(Saved entries)
-.-.-

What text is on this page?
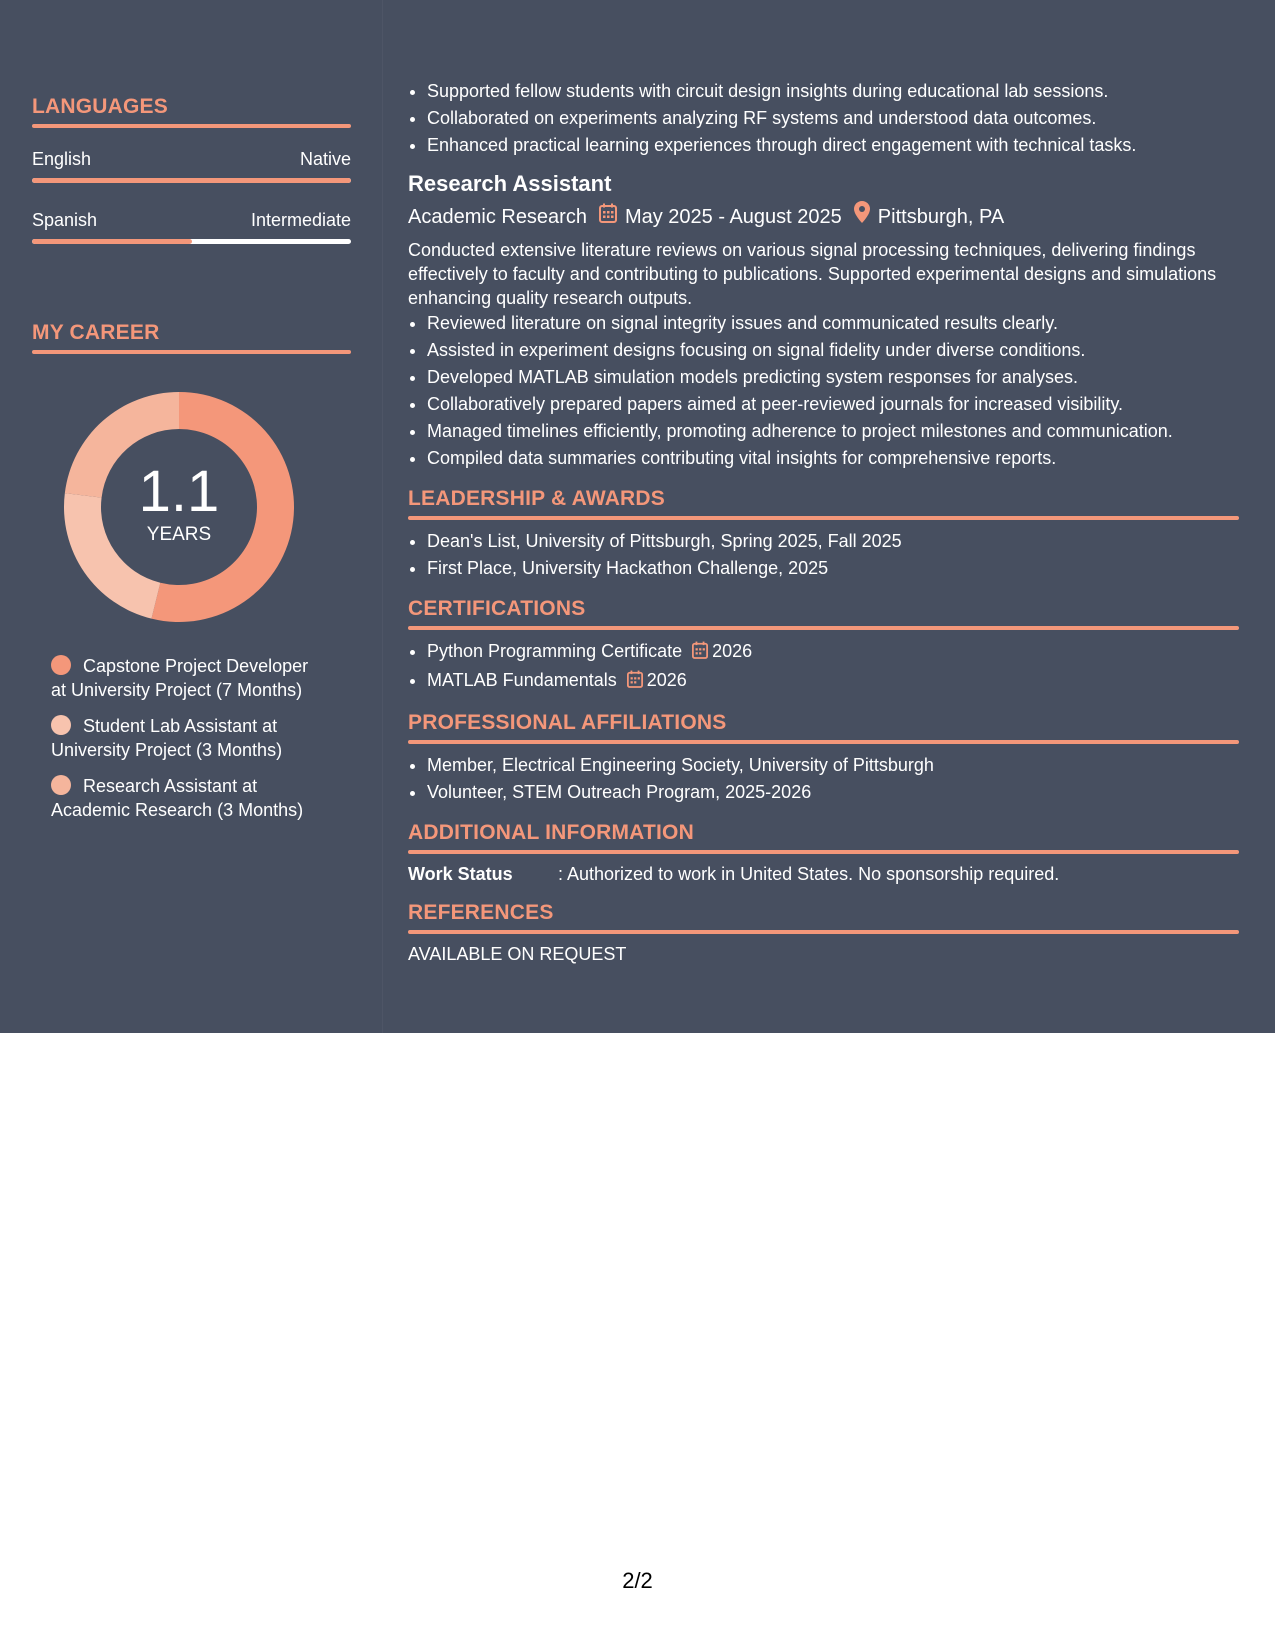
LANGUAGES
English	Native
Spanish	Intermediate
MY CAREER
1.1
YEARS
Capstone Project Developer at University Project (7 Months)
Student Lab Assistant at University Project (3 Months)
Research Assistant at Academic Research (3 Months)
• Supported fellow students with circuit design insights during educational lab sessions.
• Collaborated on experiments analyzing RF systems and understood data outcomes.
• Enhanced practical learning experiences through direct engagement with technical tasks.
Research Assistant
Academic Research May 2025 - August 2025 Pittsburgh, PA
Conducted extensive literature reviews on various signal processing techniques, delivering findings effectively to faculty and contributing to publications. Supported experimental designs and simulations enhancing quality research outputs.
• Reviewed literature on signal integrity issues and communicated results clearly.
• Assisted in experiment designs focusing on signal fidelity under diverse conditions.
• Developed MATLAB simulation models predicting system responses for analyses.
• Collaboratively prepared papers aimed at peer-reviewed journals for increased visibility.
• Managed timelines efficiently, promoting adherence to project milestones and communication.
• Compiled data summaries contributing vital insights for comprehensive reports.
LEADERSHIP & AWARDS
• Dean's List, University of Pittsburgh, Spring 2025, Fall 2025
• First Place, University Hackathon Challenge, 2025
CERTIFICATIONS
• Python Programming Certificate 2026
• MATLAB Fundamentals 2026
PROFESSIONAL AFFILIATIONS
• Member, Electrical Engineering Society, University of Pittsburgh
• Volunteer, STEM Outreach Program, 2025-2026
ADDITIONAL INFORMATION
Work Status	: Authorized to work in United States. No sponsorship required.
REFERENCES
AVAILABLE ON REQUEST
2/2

-.-.-

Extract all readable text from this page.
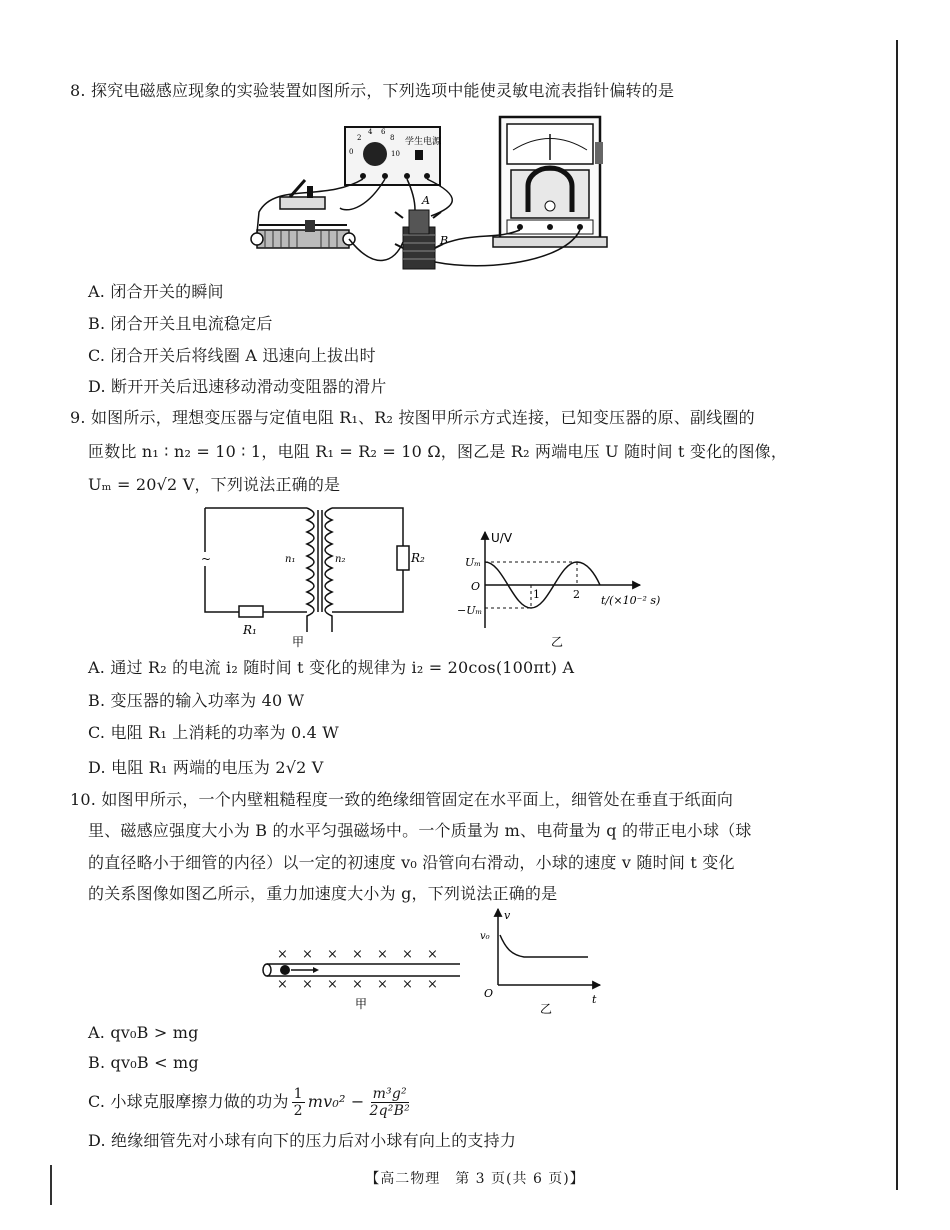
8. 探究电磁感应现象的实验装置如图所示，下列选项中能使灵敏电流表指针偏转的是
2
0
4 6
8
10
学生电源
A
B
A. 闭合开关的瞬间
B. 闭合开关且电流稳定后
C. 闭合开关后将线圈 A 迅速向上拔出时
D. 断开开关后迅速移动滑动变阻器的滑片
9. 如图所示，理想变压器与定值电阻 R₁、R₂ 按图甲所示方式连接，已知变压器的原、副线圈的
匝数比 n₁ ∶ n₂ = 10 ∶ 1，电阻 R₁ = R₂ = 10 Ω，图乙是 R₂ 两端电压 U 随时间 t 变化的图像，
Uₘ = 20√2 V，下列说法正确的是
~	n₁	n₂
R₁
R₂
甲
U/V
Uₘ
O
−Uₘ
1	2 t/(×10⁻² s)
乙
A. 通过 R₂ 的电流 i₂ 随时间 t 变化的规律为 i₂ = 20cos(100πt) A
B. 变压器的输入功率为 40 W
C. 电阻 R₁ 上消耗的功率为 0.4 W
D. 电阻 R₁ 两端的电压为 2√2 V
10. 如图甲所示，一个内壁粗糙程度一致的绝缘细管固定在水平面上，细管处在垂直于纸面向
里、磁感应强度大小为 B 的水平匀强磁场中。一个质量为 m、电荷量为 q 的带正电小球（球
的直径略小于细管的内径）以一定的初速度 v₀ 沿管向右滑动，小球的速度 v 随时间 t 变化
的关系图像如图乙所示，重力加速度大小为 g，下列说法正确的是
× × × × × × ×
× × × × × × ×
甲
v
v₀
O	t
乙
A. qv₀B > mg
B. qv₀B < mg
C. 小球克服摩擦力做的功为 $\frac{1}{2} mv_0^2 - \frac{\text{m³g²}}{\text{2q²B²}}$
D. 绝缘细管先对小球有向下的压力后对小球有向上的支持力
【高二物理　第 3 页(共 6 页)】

-.-.-

— Work to be completed —
Lines that hold the word "Months" are the ones to return, every one of them.

— Solved problem —
Capstone Project Developer at University Project (7 Months)
Student Lab Assistant at University Project (3 Months)
Research Assistant at Academic Research (3 Months)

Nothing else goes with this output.